--- GIVEN DATA ---
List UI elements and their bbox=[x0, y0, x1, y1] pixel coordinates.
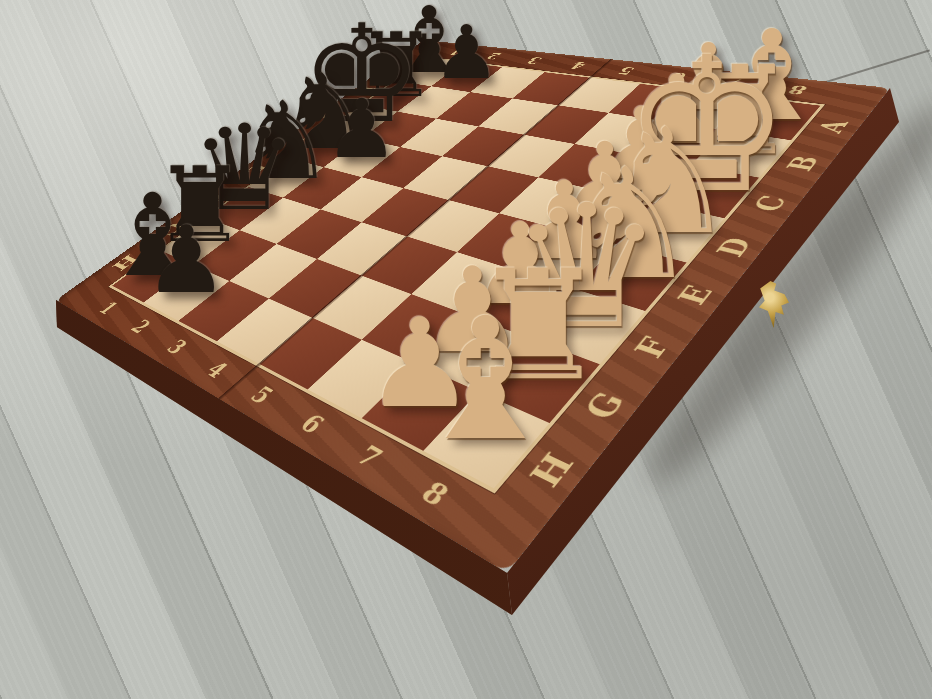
sw-rank-label: 7 bbox=[338, 433, 401, 483]
ne-rank-label: 4 bbox=[559, 57, 598, 73]
photo-of-folding-chess-set: { "game": "chess", "scene": "Overhead-an… bbox=[0, 0, 932, 699]
sw-rank-label: 2 bbox=[118, 311, 163, 342]
sw-rank-label: 5 bbox=[234, 376, 289, 417]
sw-rank-label: 6 bbox=[283, 402, 341, 447]
sw-rank-label: 3 bbox=[153, 331, 201, 365]
ne-rank-label: 3 bbox=[516, 53, 554, 68]
black-pawn-h2[interactable]: ♟ bbox=[145, 214, 228, 307]
white-bishop-h8[interactable]: ♝ bbox=[410, 295, 562, 464]
black-pawn-d2[interactable]: ♟ bbox=[325, 89, 398, 170]
black-pawn-a2[interactable]: ♟ bbox=[433, 14, 499, 88]
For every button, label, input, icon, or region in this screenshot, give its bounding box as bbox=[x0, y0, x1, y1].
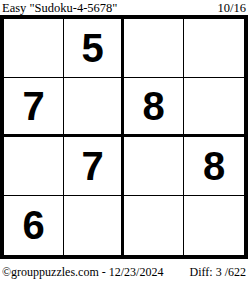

--- WHAT YOU SHOULD DO ---
Render the listing above as a numbered list, one entry per line, skipping blank lines and leaving out the pictures.

--- RESULT FOR THIS EXERCISE ---
1. List UI elements and their bbox=[x0, y0, x1, y1] pixel coordinates.
2. sw-rank-label: 7 bbox=[338, 433, 401, 483]
3. ne-rank-label: 4 bbox=[559, 57, 598, 73]
4. photo-of-folding-chess-set: { "game": "chess", "scene": "Overhead-an… bbox=[0, 0, 932, 699]
5. sw-rank-label: 2 bbox=[118, 311, 163, 342]
6. sw-rank-label: 5 bbox=[234, 376, 289, 417]
7. sw-rank-label: 6 bbox=[283, 402, 341, 447]
8. sw-rank-label: 3 bbox=[153, 331, 201, 365]
9. ne-rank-label: 3 bbox=[516, 53, 554, 68]
10. black-pawn-h2[interactable]: ♟ bbox=[145, 214, 228, 307]
11. white-bishop-h8[interactable]: ♝ bbox=[410, 295, 562, 464]
12. black-pawn-d2[interactable]: ♟ bbox=[325, 89, 398, 170]
13. black-pawn-a2[interactable]: ♟ bbox=[433, 14, 499, 88]
14. For every button, label, input, icon, or region in this screenshot, give its bounding box as bbox=[x0, y0, x1, y1].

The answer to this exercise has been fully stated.